──────── Supplied passage ────────

File spoon-archives/heidegger.archive/heidegger_2004/heidegger.0406, message 17


Date: Thu, 03 Jun 2004 15:39:17 -0500
From: allen scult <allen.scult-AT-drake.edu>
Subject: Onticality


Every once in a while, I think it pays to once again look into the 
onto--what is it in the ontic that not only is transposable, but 
perhaps even must be transposed into the ontological as a constituent 
of ontological thinking, or, to put it another way,  What is 
fundamental in fundamental ontology?

Based on Aristotle, I would say that that transposable ontic etwas 
must be justice:  A common sense of what is right, of dikei, and a 
thinking through of the particular situation in which that common 
sense of what is just might be threatened seems (at this frenzied 
moment) as essential to fundamental ontology as religion (as such). 
And that to me says a lot.

I guess I'm also saying( I still think with Aristotle) that the 
judgement,made through the discourse we hold in common, that our 
shared sense of what is just is threatened, is as reasonable and 
valid as any  "philosophical" argument that holds water ( or doesn't 
hold water) with us.

──────── Listing ────────

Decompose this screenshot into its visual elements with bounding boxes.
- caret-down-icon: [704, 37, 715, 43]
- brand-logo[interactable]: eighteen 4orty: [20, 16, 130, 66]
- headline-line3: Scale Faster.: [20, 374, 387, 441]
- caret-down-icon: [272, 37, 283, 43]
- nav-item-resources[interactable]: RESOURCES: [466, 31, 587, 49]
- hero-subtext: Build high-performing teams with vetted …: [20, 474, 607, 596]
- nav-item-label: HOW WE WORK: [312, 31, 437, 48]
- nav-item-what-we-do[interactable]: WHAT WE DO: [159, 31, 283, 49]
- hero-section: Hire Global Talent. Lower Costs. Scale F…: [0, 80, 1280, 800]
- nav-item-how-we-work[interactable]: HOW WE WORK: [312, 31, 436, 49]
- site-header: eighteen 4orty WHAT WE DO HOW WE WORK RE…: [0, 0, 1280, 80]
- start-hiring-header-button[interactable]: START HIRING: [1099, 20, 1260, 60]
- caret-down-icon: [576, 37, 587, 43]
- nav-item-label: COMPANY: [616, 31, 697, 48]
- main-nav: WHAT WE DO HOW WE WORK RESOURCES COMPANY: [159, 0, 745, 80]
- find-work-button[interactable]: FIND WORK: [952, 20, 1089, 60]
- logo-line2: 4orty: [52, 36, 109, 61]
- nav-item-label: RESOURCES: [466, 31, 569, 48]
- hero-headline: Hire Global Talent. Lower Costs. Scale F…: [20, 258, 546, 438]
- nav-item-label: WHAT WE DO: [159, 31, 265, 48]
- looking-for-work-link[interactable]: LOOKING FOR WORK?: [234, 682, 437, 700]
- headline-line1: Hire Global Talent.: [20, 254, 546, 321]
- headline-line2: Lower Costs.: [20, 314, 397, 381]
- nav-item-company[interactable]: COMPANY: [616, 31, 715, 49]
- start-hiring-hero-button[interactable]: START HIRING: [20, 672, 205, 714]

────────

§ **What this exercise asks**
a - In the Onticality message, rewrite the part starting at "I guess I'm" and ending at "water) with us.", replacing "discourse" with "conversation".
b - Shorten the paragraph of the Onticality message that begins "Based on Aristotle, I would say", keeping its main points.

§ **Task responses**
a -
I guess I'm also saying( I still think with Aristotle) that the 
judgement,made through the conversation we hold in common, that our 
shared sense of what is just is threatened, is as reasonable and 
valid as any  "philosophical" argument that holds water ( or doesn't 
hold water) with us.

b - Following Aristotle, the writer holds that the ontic element that can be transposed into ontology must be justice. At this frenzied moment, two things seem as essential to fundamental ontology as religion: a shared sense of what is right (dikei), and careful thought about situations that may threaten that sense. The writer finds this significant.